TASK ITEM: According to the Monnify webhook documentation below, how often and how many times does Monnify retry a webhook when it receives no response?

Your server shouldn't use up resources continuously polling Monnify if a transaction is completed. Instead, Monnify uses Webhooks to notify your server directly the moment a transaction is executed.

Supported Webhook Events

An “event” refers to the change in status of a request. Monnify will push real-time responses to your server for the following events:

1. Successful Payment
2. Payouts (Disbursements): Successful Disbursement, Failed Disbursement, Reversed Disbursement
3. Refunds: Successful Refund, Failed Refund
4. Settlements & Wallets: Settlement Completion (successful transfers to your bank account), Wallet Activity Notification (credits and debits to your Main or Sub-Wallets)
5. Mandate Status Changes (e.g., from PENDING to ACTIVATED, FAILED, or CANCELLED)

Security When Dealing With Webhooks

When your server receives a webhook, you must verify that it originated from Monnify before processing anything of value. Two security layers are required:

1. Verify the Webhook Signature: Every valid Monnify webhook includes a signature header. Hash the payload using your Client Secret Key and confirm it matches the signature in the header. Reject any mismatch immediately.
2. Whitelist Monnify's IP Address: To prevent bad actors from sending fraudulent requests to your webhook URL, whitelist Monnify’s IP address on your server. Monnify webhook notifications will only originate from: 35.242.133.146. Drop requests from a different origin.

Acknowledgement And Timeouts

When Monnify sends a webhook, we expect your server to acknowledge receipt promptly.

1. Return a 200 OK response to confirm the webhook was received.
2. Respond before the timeout. If your server performs heavy processing (such as querying slow databases) before sending the 200 OK response, the request may time out on our end.
3. If there is no response, the request will retry. Expect retries if we do not receive the expected response, we assume you did not receive the webhook and will retry every 5 minutes, up to 12 times.

EXTRACTED RECORDS:
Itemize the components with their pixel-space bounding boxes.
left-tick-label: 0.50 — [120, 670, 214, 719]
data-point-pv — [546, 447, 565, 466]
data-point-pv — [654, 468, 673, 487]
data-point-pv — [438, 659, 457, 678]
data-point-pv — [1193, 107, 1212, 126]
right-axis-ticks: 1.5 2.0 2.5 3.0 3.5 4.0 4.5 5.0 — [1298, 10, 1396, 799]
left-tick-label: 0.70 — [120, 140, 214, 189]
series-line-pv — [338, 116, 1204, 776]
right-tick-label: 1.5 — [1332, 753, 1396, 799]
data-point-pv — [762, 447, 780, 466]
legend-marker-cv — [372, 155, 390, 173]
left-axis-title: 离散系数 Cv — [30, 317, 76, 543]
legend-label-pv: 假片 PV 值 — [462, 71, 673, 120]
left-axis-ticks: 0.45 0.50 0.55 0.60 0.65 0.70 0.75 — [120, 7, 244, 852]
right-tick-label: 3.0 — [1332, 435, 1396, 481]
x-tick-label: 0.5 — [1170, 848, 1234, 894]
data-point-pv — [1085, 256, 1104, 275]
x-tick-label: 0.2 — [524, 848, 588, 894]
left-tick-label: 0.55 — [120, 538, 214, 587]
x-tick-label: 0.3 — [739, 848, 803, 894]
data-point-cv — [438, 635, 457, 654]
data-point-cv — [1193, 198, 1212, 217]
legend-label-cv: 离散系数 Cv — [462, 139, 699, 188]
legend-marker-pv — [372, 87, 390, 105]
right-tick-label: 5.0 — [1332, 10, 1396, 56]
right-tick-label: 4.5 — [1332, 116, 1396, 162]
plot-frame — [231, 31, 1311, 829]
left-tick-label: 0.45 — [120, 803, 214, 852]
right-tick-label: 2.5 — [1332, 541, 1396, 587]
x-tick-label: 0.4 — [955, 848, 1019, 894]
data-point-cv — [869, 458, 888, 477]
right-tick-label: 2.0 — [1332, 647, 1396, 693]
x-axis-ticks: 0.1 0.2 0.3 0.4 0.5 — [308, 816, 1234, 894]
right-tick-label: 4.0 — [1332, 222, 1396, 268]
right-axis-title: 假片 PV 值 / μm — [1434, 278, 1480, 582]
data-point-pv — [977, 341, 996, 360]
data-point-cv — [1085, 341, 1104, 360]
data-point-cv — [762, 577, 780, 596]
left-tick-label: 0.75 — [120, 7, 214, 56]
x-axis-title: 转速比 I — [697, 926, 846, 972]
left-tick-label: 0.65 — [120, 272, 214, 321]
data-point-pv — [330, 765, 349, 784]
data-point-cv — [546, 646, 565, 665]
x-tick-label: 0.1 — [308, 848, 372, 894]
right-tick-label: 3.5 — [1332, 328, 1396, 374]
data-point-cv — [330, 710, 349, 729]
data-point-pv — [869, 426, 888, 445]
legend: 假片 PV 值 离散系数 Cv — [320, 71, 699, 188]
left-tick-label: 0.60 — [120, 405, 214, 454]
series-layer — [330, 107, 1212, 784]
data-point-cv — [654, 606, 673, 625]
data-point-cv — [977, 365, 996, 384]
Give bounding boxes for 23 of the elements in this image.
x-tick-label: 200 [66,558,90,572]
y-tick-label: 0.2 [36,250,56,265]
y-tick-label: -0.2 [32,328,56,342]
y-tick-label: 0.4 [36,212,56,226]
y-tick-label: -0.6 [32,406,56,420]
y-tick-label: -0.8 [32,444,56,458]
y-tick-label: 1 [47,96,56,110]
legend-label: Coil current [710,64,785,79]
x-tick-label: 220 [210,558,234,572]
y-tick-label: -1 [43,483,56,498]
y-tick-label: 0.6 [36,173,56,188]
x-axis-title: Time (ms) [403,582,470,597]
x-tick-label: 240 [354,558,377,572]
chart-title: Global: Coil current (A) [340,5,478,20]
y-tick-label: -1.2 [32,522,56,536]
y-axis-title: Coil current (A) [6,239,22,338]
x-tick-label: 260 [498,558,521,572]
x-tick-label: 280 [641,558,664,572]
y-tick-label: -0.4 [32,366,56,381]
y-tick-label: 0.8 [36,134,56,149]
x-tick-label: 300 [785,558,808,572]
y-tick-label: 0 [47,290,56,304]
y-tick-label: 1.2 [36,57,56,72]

WRITTEN SOLUTION: Every 5 minutes, up to 12 times.